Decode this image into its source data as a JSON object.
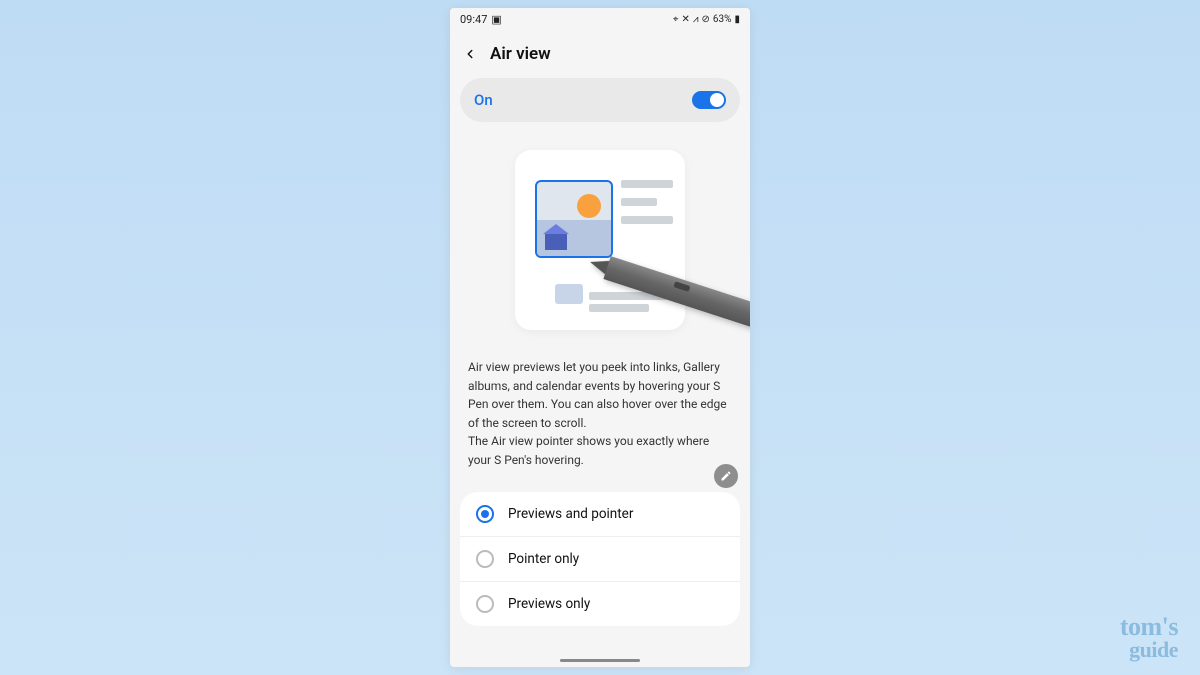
{
  "status": {
    "time": "09:47",
    "battery": "63%"
  },
  "header": {
    "title": "Air view"
  },
  "toggle": {
    "label": "On",
    "state": true
  },
  "description": {
    "para1": "Air view previews let you peek into links, Gallery albums, and calendar events by hovering your S Pen over them. You can also hover over the edge of the screen to scroll.",
    "para2": "The Air view pointer shows you exactly where your S Pen's hovering."
  },
  "options": [
    {
      "label": "Previews and pointer",
      "selected": true
    },
    {
      "label": "Pointer only",
      "selected": false
    },
    {
      "label": "Previews only",
      "selected": false
    }
  ],
  "watermark": {
    "line1": "tom's",
    "line2": "guide"
  }
}
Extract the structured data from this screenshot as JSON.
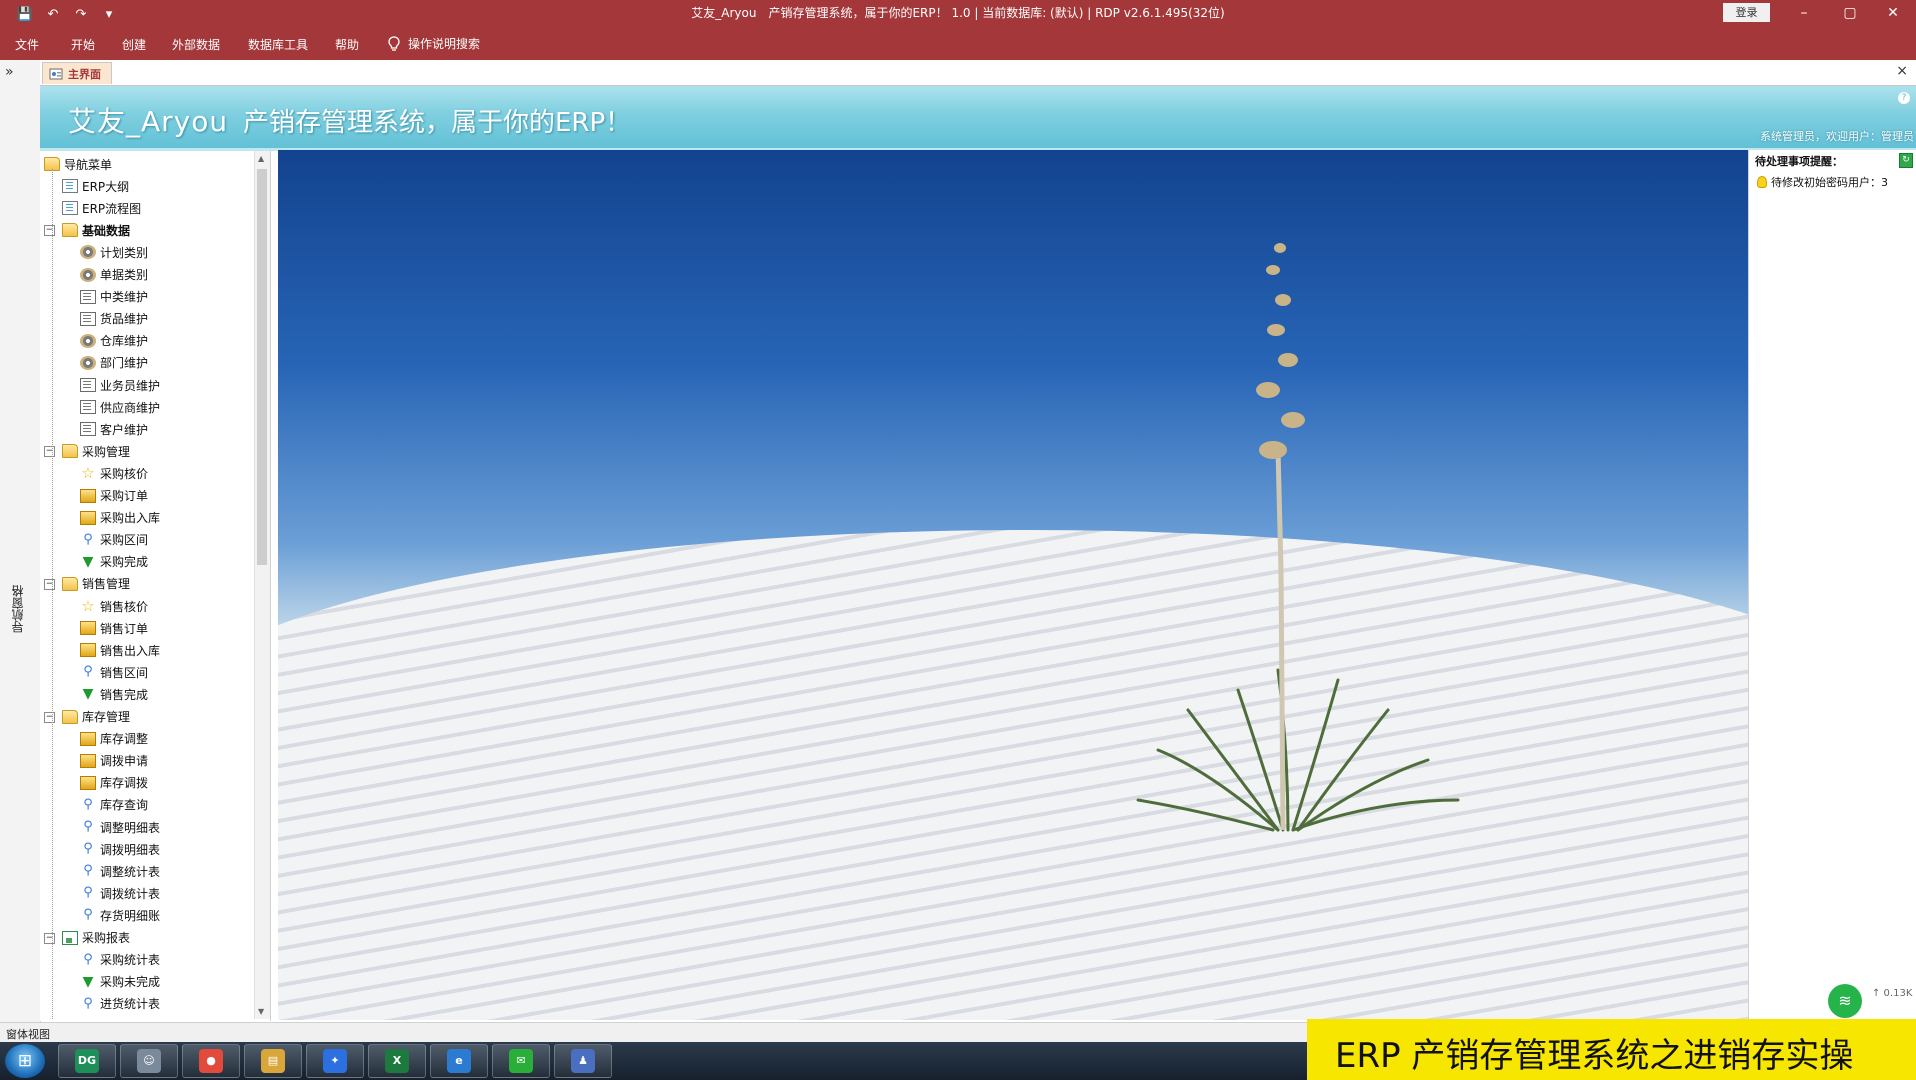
{
  "window": {
    "title": "艾友_Aryou　产销存管理系统，属于你的ERP！ 1.0 | 当前数据库: (默认) | RDP v2.6.1.495(32位)",
    "login_label": "登录",
    "controls": {
      "minimize": "–",
      "restore": "▢",
      "close": "✕"
    },
    "quick_access": {
      "save": "💾",
      "undo": "↶",
      "redo": "↷",
      "more": "▾"
    }
  },
  "menu": {
    "items": [
      "文件",
      "开始",
      "创建",
      "外部数据",
      "数据库工具",
      "帮助"
    ],
    "tell_me": "操作说明搜索",
    "tell_me_icon": "lightbulb-icon"
  },
  "nav_pane": {
    "collapse_glyph": "»",
    "vertical_label": "导航窗格"
  },
  "tab": {
    "label": "主界面",
    "close_glyph": "×"
  },
  "banner": {
    "brand": "艾友_Aryou",
    "subtitle": "产销存管理系统，属于你的ERP！",
    "links": "系统管理员，欢迎用户：管理员",
    "help": "?"
  },
  "nav_tree": {
    "items": [
      {
        "label": "导航菜单",
        "icon": "folder-open-icon",
        "level": 0,
        "expander": "",
        "bold": false
      },
      {
        "label": "ERP大纲",
        "icon": "book-icon",
        "level": 1,
        "expander": "",
        "bold": false
      },
      {
        "label": "ERP流程图",
        "icon": "book-icon",
        "level": 1,
        "expander": "",
        "bold": false
      },
      {
        "label": "基础数据",
        "icon": "folder-open-icon",
        "level": 1,
        "expander": "−",
        "bold": true
      },
      {
        "label": "计划类别",
        "icon": "gear-icon",
        "level": 2,
        "expander": "",
        "bold": false
      },
      {
        "label": "单据类别",
        "icon": "gear-icon",
        "level": 2,
        "expander": "",
        "bold": false
      },
      {
        "label": "中类维护",
        "icon": "document-icon",
        "level": 2,
        "expander": "",
        "bold": false
      },
      {
        "label": "货品维护",
        "icon": "document-icon",
        "level": 2,
        "expander": "",
        "bold": false
      },
      {
        "label": "仓库维护",
        "icon": "gear-icon",
        "level": 2,
        "expander": "",
        "bold": false
      },
      {
        "label": "部门维护",
        "icon": "gear-icon",
        "level": 2,
        "expander": "",
        "bold": false
      },
      {
        "label": "业务员维护",
        "icon": "document-icon",
        "level": 2,
        "expander": "",
        "bold": false
      },
      {
        "label": "供应商维护",
        "icon": "document-icon",
        "level": 2,
        "expander": "",
        "bold": false
      },
      {
        "label": "客户维护",
        "icon": "document-icon",
        "level": 2,
        "expander": "",
        "bold": false
      },
      {
        "label": "采购管理",
        "icon": "folder-open-icon",
        "level": 1,
        "expander": "−",
        "bold": false
      },
      {
        "label": "采购核价",
        "icon": "star-icon",
        "level": 2,
        "expander": "",
        "bold": false
      },
      {
        "label": "采购订单",
        "icon": "box-icon",
        "level": 2,
        "expander": "",
        "bold": false
      },
      {
        "label": "采购出入库",
        "icon": "box-icon",
        "level": 2,
        "expander": "",
        "bold": false
      },
      {
        "label": "采购区间",
        "icon": "search-icon",
        "level": 2,
        "expander": "",
        "bold": false
      },
      {
        "label": "采购完成",
        "icon": "funnel-icon",
        "level": 2,
        "expander": "",
        "bold": false
      },
      {
        "label": "销售管理",
        "icon": "folder-open-icon",
        "level": 1,
        "expander": "−",
        "bold": false
      },
      {
        "label": "销售核价",
        "icon": "star-icon",
        "level": 2,
        "expander": "",
        "bold": false
      },
      {
        "label": "销售订单",
        "icon": "box-icon",
        "level": 2,
        "expander": "",
        "bold": false
      },
      {
        "label": "销售出入库",
        "icon": "box-icon",
        "level": 2,
        "expander": "",
        "bold": false
      },
      {
        "label": "销售区间",
        "icon": "search-icon",
        "level": 2,
        "expander": "",
        "bold": false
      },
      {
        "label": "销售完成",
        "icon": "funnel-icon",
        "level": 2,
        "expander": "",
        "bold": false
      },
      {
        "label": "库存管理",
        "icon": "folder-open-icon",
        "level": 1,
        "expander": "−",
        "bold": false
      },
      {
        "label": "库存调整",
        "icon": "box-icon",
        "level": 2,
        "expander": "",
        "bold": false
      },
      {
        "label": "调拨申请",
        "icon": "box-icon",
        "level": 2,
        "expander": "",
        "bold": false
      },
      {
        "label": "库存调拨",
        "icon": "box-icon",
        "level": 2,
        "expander": "",
        "bold": false
      },
      {
        "label": "库存查询",
        "icon": "search-icon",
        "level": 2,
        "expander": "",
        "bold": false
      },
      {
        "label": "调整明细表",
        "icon": "search-icon",
        "level": 2,
        "expander": "",
        "bold": false
      },
      {
        "label": "调拨明细表",
        "icon": "search-icon",
        "level": 2,
        "expander": "",
        "bold": false
      },
      {
        "label": "调整统计表",
        "icon": "search-icon",
        "level": 2,
        "expander": "",
        "bold": false
      },
      {
        "label": "调拨统计表",
        "icon": "search-icon",
        "level": 2,
        "expander": "",
        "bold": false
      },
      {
        "label": "存货明细账",
        "icon": "search-icon",
        "level": 2,
        "expander": "",
        "bold": false
      },
      {
        "label": "采购报表",
        "icon": "report-icon",
        "level": 1,
        "expander": "−",
        "bold": false
      },
      {
        "label": "采购统计表",
        "icon": "search-icon",
        "level": 2,
        "expander": "",
        "bold": false
      },
      {
        "label": "采购未完成",
        "icon": "funnel-icon",
        "level": 2,
        "expander": "",
        "bold": false
      },
      {
        "label": "进货统计表",
        "icon": "search-icon",
        "level": 2,
        "expander": "",
        "bold": false
      }
    ]
  },
  "reminders": {
    "title": "待处理事项提醒：",
    "items": [
      "待修改初始密码用户：3"
    ]
  },
  "net_widget": {
    "speed": "↑ 0.13K"
  },
  "status_bar": {
    "text": "窗体视图"
  },
  "taskbar": {
    "start_glyph": "⊞",
    "apps": [
      {
        "name": "datagrip-icon",
        "glyph": "DG",
        "color": "#1f8f5a"
      },
      {
        "name": "user-tool-icon",
        "glyph": "☺",
        "color": "#7a8a9a"
      },
      {
        "name": "chrome-icon",
        "glyph": "●",
        "color": "#e24a3b"
      },
      {
        "name": "file-explorer-icon",
        "glyph": "▤",
        "color": "#d9a63a"
      },
      {
        "name": "feishu-icon",
        "glyph": "✦",
        "color": "#2c6fe0"
      },
      {
        "name": "excel-icon",
        "glyph": "X",
        "color": "#1d7a3e"
      },
      {
        "name": "ie-icon",
        "glyph": "e",
        "color": "#2b7bd3"
      },
      {
        "name": "wechat-icon",
        "glyph": "✉",
        "color": "#2aae3a"
      },
      {
        "name": "people-icon",
        "glyph": "♟",
        "color": "#4a6fc0"
      }
    ]
  },
  "caption": {
    "text": "ERP 产销存管理系统之进销存实操"
  },
  "colors": {
    "accent": "#a4373a",
    "banner": "#7fcfe0",
    "caption_bg": "#f7e600"
  }
}
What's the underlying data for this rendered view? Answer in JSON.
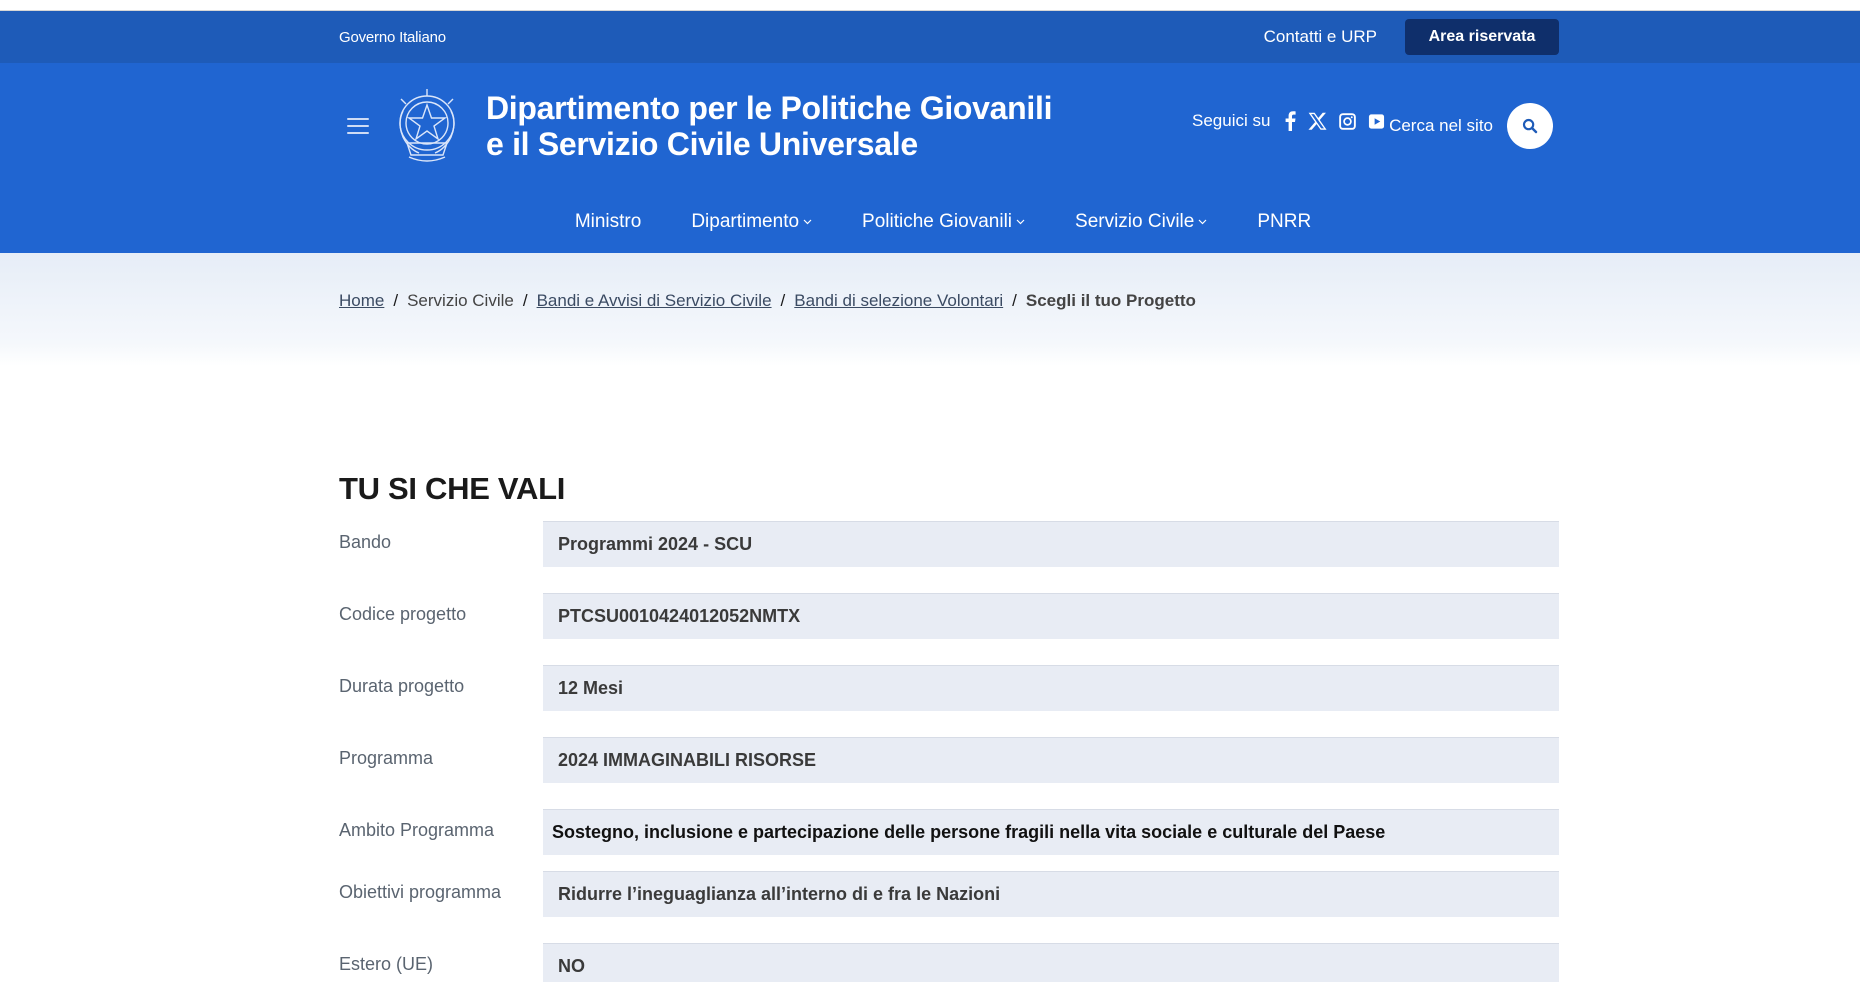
{
  "slim_header": {
    "gov_label": "Governo Italiano",
    "contacts_label": "Contatti e URP",
    "reserved_label": "Area riservata"
  },
  "header": {
    "title_line1": "Dipartimento per le Politiche Giovanili",
    "title_line2": "e il Servizio Civile Universale",
    "follow_label": "Seguici su",
    "search_label": "Cerca nel sito",
    "social_icons": [
      "facebook-icon",
      "x-icon",
      "instagram-icon",
      "youtube-icon"
    ]
  },
  "nav": {
    "items": [
      {
        "label": "Ministro",
        "dropdown": false
      },
      {
        "label": "Dipartimento",
        "dropdown": true
      },
      {
        "label": "Politiche Giovanili",
        "dropdown": true
      },
      {
        "label": "Servizio Civile",
        "dropdown": true
      },
      {
        "label": "PNRR",
        "dropdown": false
      }
    ]
  },
  "breadcrumb": {
    "home": "Home",
    "level1": "Servizio Civile",
    "level2": "Bandi e Avvisi di Servizio Civile",
    "level3": "Bandi di selezione Volontari",
    "current": "Scegli il tuo Progetto"
  },
  "project": {
    "title": "TU SI CHE VALI",
    "fields": [
      {
        "label": "Bando",
        "value": "Programmi 2024 - SCU"
      },
      {
        "label": "Codice progetto",
        "value": "PTCSU0010424012052NMTX"
      },
      {
        "label": "Durata progetto",
        "value": "12 Mesi"
      },
      {
        "label": "Programma",
        "value": "2024 IMMAGINABILI RISORSE"
      },
      {
        "label": "Ambito Programma",
        "value": "Sostegno, inclusione e partecipazione delle persone fragili nella vita sociale e culturale del Paese"
      },
      {
        "label": "Obiettivi programma",
        "value": "Ridurre l’ineguaglianza all’interno di e fra le Nazioni"
      },
      {
        "label": "Estero (UE)",
        "value": "NO"
      }
    ]
  },
  "colors": {
    "primary": "#2065d1",
    "slim": "#1e5bb8",
    "reserved_btn": "#0f2f6b",
    "field_bg": "#e8ecf4"
  }
}
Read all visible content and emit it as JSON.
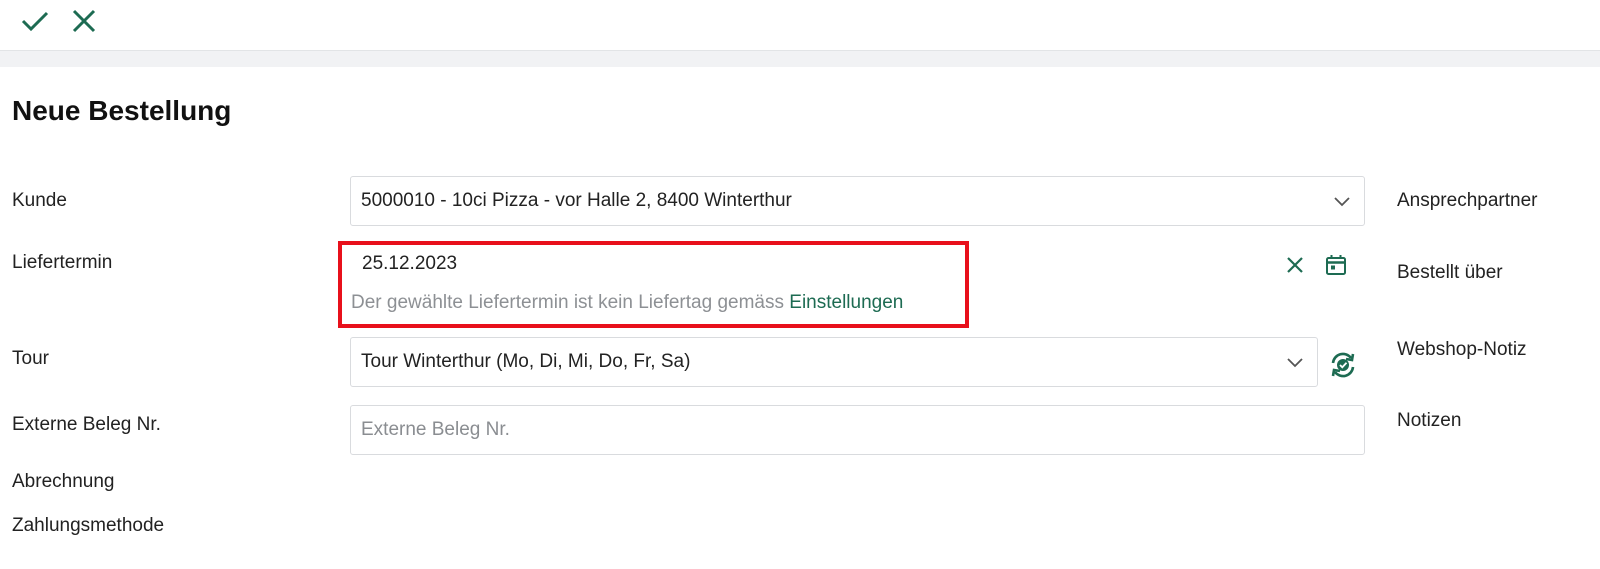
{
  "toolbar": {
    "confirm_icon": "check-icon",
    "cancel_icon": "close-icon"
  },
  "colors": {
    "accent": "#1d6b52",
    "error_border": "#e8101b",
    "hint_text": "#8d9094"
  },
  "page": {
    "title": "Neue Bestellung"
  },
  "form": {
    "customer": {
      "label": "Kunde",
      "value": "5000010 - 10ci Pizza - vor Halle 2, 8400 Winterthur"
    },
    "delivery_date": {
      "label": "Liefertermin",
      "value": "25.12.2023",
      "hint": "Der gewählte Liefertermin ist kein Liefertag gemäss ",
      "hint_link": "Einstellungen"
    },
    "tour": {
      "label": "Tour",
      "value": "Tour Winterthur (Mo, Di, Mi, Do, Fr, Sa)"
    },
    "external_ref": {
      "label": "Externe Beleg Nr.",
      "placeholder": "Externe Beleg Nr."
    },
    "billing": {
      "label": "Abrechnung"
    },
    "payment_method": {
      "label": "Zahlungsmethode"
    }
  },
  "side": {
    "contact": "Ansprechpartner",
    "ordered_via": "Bestellt über",
    "webshop_note": "Webshop-Notiz",
    "notes": "Notizen"
  }
}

========================

▶ _Set exercise_
Only the lines from the one containing "Read all visible content and emit it as JSON." through the end of the listing are to be quoted, exactly and with both ends included; pictures are left out.

▶ _Finished answer_
Read all visible content and emit it as JSON.
{
  "toolbar": {
    "confirm_icon": "check-icon",
    "cancel_icon": "close-icon"
  },
  "colors": {
    "accent": "#1d6b52",
    "error_border": "#e8101b",
    "hint_text": "#8d9094"
  },
  "page": {
    "title": "Neue Bestellung"
  },
  "form": {
    "customer": {
      "label": "Kunde",
      "value": "5000010 - 10ci Pizza - vor Halle 2, 8400 Winterthur"
    },
    "delivery_date": {
      "label": "Liefertermin",
      "value": "25.12.2023",
      "hint": "Der gewählte Liefertermin ist kein Liefertag gemäss ",
      "hint_link": "Einstellungen"
    },
    "tour": {
      "label": "Tour",
      "value": "Tour Winterthur (Mo, Di, Mi, Do, Fr, Sa)"
    },
    "external_ref": {
      "label": "Externe Beleg Nr.",
      "placeholder": "Externe Beleg Nr."
    },
    "billing": {
      "label": "Abrechnung"
    },
    "payment_method": {
      "label": "Zahlungsmethode"
    }
  },
  "side": {
    "contact": "Ansprechpartner",
    "ordered_via": "Bestellt über",
    "webshop_note": "Webshop-Notiz",
    "notes": "Notizen"
  }
}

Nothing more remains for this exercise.